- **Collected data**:
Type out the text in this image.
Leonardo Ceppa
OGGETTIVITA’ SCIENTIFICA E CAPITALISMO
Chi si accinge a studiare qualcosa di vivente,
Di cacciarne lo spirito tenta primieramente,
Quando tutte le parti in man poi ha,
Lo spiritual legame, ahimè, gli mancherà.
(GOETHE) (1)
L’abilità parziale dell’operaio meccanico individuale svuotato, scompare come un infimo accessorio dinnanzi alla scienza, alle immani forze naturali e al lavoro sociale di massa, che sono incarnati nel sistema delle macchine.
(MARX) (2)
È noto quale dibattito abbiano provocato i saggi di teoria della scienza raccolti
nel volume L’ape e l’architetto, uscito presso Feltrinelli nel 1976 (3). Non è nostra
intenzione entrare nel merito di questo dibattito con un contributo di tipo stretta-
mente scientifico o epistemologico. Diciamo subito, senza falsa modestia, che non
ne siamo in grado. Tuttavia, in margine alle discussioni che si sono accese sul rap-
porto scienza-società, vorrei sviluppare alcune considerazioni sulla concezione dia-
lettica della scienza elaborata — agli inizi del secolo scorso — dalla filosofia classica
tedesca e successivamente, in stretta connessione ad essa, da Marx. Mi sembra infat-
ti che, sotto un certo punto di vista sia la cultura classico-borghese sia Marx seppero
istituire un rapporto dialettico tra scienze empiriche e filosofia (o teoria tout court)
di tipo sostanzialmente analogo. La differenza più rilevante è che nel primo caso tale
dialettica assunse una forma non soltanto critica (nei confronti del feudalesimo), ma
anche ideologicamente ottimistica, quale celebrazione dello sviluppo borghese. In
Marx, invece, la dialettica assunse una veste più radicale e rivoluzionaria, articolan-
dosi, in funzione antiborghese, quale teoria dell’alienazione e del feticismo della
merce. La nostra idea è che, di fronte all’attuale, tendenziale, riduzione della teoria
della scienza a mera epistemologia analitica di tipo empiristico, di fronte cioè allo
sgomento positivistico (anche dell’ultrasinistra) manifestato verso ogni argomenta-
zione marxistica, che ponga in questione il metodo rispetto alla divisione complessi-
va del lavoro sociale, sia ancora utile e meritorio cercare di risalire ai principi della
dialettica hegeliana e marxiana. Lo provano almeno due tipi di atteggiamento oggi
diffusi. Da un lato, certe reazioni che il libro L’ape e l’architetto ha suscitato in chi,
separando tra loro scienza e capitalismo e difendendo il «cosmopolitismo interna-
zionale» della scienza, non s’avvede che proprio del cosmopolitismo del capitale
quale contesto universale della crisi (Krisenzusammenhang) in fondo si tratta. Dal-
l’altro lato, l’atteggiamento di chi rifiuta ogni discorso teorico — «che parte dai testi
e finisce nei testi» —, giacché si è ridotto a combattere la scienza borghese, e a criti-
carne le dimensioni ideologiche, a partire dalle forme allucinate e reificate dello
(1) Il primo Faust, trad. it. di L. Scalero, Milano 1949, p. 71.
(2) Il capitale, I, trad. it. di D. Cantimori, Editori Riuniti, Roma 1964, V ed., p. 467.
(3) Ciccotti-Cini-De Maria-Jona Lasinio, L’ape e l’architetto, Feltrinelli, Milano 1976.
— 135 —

- **EXERCISE**: Retype all the material above precisely, with no line left out.

- **FULL SOLUTION**:
Type out the text in this image.
Leonardo Ceppa
OGGETTIVITA’ SCIENTIFICA E CAPITALISMO
Chi si accinge a studiare qualcosa di vivente,
Di cacciarne lo spirito tenta primieramente,
Quando tutte le parti in man poi ha,
Lo spiritual legame, ahimè, gli mancherà.
(GOETHE) (1)
L’abilità parziale dell’operaio meccanico individuale svuotato, scompare come un infimo accessorio dinnanzi alla scienza, alle immani forze naturali e al lavoro sociale di massa, che sono incarnati nel sistema delle macchine.
(MARX) (2)
È noto quale dibattito abbiano provocato i saggi di teoria della scienza raccolti
nel volume L’ape e l’architetto, uscito presso Feltrinelli nel 1976 (3). Non è nostra
intenzione entrare nel merito di questo dibattito con un contributo di tipo stretta-
mente scientifico o epistemologico. Diciamo subito, senza falsa modestia, che non
ne siamo in grado. Tuttavia, in margine alle discussioni che si sono accese sul rap-
porto scienza-società, vorrei sviluppare alcune considerazioni sulla concezione dia-
lettica della scienza elaborata — agli inizi del secolo scorso — dalla filosofia classica
tedesca e successivamente, in stretta connessione ad essa, da Marx. Mi sembra infat-
ti che, sotto un certo punto di vista sia la cultura classico-borghese sia Marx seppero
istituire un rapporto dialettico tra scienze empiriche e filosofia (o teoria tout court)
di tipo sostanzialmente analogo. La differenza più rilevante è che nel primo caso tale
dialettica assunse una forma non soltanto critica (nei confronti del feudalesimo), ma
anche ideologicamente ottimistica, quale celebrazione dello sviluppo borghese. In
Marx, invece, la dialettica assunse una veste più radicale e rivoluzionaria, articolan-
dosi, in funzione antiborghese, quale teoria dell’alienazione e del feticismo della
merce. La nostra idea è che, di fronte all’attuale, tendenziale, riduzione della teoria
della scienza a mera epistemologia analitica di tipo empiristico, di fronte cioè allo
sgomento positivistico (anche dell’ultrasinistra) manifestato verso ogni argomenta-
zione marxistica, che ponga in questione il metodo rispetto alla divisione complessi-
va del lavoro sociale, sia ancora utile e meritorio cercare di risalire ai principi della
dialettica hegeliana e marxiana. Lo provano almeno due tipi di atteggiamento oggi
diffusi. Da un lato, certe reazioni che il libro L’ape e l’architetto ha suscitato in chi,
separando tra loro scienza e capitalismo e difendendo il «cosmopolitismo interna-
zionale» della scienza, non s’avvede che proprio del cosmopolitismo del capitale
quale contesto universale della crisi (Krisenzusammenhang) in fondo si tratta. Dal-
l’altro lato, l’atteggiamento di chi rifiuta ogni discorso teorico — «che parte dai testi
e finisce nei testi» —, giacché si è ridotto a combattere la scienza borghese, e a criti-
carne le dimensioni ideologiche, a partire dalle forme allucinate e reificate dello
(1) Il primo Faust, trad. it. di L. Scalero, Milano 1949, p. 71.
(2) Il capitale, I, trad. it. di D. Cantimori, Editori Riuniti, Roma 1964, V ed., p. 467.
(3) Ciccotti-Cini-De Maria-Jona Lasinio, L’ape e l’architetto, Feltrinelli, Milano 1976.
— 135 —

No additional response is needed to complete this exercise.